-- Task directions --
From the listing below, pull out every line where the string "Supprimer" appears.

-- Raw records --
--- Begin ---
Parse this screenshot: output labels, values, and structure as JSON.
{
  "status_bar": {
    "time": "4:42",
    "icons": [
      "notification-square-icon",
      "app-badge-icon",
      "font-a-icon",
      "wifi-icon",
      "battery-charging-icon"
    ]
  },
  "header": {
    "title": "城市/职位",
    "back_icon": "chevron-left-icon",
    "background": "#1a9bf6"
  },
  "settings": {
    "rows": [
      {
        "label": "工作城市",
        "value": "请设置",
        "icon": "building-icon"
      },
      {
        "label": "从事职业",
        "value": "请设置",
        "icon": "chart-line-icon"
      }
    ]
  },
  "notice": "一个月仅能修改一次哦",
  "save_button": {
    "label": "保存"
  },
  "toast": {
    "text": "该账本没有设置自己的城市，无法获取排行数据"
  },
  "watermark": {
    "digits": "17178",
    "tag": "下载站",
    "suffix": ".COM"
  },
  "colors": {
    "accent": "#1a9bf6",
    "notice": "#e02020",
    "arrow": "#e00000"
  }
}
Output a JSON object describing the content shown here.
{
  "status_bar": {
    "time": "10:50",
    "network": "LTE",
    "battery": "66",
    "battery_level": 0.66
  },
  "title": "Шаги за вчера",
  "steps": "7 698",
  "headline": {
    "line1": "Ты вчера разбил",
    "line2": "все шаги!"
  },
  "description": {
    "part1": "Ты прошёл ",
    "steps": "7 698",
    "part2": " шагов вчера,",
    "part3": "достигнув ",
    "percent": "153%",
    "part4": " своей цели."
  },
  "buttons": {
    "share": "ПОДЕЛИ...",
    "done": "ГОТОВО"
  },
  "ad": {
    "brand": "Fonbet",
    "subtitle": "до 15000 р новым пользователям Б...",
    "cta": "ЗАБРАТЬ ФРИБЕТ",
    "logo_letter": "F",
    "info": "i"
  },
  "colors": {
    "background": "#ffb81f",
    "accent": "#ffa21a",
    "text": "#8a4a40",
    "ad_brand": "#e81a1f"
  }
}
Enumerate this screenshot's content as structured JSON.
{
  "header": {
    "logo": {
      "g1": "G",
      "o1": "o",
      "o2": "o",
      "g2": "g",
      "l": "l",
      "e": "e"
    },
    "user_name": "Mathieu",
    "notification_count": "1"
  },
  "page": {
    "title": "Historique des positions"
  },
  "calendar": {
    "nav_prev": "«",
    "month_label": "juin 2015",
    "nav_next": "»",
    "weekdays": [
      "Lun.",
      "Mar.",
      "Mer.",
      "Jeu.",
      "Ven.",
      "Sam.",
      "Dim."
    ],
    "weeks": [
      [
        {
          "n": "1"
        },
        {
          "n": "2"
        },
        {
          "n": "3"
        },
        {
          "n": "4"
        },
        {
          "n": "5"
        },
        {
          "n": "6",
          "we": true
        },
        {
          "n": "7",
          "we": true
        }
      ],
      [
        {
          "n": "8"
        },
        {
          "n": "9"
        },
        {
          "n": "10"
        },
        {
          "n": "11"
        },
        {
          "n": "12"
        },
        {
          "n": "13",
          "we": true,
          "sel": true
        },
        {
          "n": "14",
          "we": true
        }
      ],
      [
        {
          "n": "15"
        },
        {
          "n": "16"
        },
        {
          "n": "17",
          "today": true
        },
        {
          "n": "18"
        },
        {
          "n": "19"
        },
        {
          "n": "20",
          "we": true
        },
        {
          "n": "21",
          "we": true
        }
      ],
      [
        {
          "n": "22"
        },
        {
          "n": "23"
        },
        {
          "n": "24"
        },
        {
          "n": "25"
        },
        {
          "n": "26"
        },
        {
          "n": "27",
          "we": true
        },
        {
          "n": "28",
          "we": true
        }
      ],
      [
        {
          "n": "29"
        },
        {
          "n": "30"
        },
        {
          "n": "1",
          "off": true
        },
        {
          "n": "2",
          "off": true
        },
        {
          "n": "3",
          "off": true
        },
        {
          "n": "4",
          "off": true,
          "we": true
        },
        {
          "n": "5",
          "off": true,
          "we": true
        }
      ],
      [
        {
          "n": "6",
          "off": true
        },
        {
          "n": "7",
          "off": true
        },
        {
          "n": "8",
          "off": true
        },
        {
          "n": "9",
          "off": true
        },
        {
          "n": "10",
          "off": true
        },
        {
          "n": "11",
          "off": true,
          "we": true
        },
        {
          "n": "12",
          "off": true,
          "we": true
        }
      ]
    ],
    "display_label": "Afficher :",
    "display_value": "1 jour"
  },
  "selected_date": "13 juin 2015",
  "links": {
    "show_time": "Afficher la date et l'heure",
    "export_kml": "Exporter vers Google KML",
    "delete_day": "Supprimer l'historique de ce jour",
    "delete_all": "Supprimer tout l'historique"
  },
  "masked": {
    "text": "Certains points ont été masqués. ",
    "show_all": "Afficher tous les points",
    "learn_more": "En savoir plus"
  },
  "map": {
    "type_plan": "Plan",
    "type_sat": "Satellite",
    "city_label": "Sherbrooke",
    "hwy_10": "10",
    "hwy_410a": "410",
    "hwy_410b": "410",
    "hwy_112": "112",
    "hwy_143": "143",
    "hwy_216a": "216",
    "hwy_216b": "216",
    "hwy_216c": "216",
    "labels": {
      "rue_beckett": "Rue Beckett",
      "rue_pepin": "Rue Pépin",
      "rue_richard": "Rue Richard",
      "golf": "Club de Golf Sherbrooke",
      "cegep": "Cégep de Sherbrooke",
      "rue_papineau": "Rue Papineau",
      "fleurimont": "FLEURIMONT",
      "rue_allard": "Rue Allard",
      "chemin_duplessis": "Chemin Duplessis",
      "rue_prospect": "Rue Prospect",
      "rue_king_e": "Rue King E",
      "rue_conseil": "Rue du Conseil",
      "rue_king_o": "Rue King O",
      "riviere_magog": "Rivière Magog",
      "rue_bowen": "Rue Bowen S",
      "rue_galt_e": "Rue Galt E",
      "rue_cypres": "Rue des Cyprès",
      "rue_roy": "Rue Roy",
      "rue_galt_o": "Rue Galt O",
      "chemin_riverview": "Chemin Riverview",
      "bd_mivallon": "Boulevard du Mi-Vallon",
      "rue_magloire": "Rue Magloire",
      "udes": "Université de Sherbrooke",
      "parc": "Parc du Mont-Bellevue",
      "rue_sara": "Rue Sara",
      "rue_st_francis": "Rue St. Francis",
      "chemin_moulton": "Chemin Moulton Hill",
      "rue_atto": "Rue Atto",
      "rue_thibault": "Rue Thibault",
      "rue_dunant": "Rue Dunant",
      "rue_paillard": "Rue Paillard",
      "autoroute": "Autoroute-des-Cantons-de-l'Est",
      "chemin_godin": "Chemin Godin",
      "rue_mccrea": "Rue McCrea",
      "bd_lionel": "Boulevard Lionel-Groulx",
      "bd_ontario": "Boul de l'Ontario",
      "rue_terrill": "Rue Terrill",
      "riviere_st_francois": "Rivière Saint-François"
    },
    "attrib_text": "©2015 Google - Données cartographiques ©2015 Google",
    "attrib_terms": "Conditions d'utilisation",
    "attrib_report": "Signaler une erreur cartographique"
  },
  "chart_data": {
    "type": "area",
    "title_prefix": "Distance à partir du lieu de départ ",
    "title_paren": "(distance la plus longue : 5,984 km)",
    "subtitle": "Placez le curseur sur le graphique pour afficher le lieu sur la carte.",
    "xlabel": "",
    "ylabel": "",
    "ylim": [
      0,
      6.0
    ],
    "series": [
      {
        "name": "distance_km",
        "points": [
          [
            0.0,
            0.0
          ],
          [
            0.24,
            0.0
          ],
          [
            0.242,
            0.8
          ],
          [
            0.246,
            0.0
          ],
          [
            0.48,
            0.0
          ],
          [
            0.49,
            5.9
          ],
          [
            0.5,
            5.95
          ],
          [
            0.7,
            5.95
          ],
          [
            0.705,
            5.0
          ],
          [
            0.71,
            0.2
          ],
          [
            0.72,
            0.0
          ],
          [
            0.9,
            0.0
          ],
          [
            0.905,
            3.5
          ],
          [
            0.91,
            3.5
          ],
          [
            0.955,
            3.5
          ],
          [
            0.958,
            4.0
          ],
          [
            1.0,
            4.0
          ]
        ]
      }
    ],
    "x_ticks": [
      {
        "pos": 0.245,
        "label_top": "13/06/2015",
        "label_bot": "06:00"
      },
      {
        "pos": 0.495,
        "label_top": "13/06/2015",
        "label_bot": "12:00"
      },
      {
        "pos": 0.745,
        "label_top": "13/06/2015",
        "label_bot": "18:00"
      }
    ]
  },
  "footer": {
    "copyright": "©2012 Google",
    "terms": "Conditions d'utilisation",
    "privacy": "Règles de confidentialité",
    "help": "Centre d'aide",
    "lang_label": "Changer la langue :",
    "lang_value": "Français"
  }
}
--- End ---
-- Solution to this exercise --
    "delete_day": "Supprimer l'historique de ce jour",
    "delete_all": "Supprimer tout l'historique"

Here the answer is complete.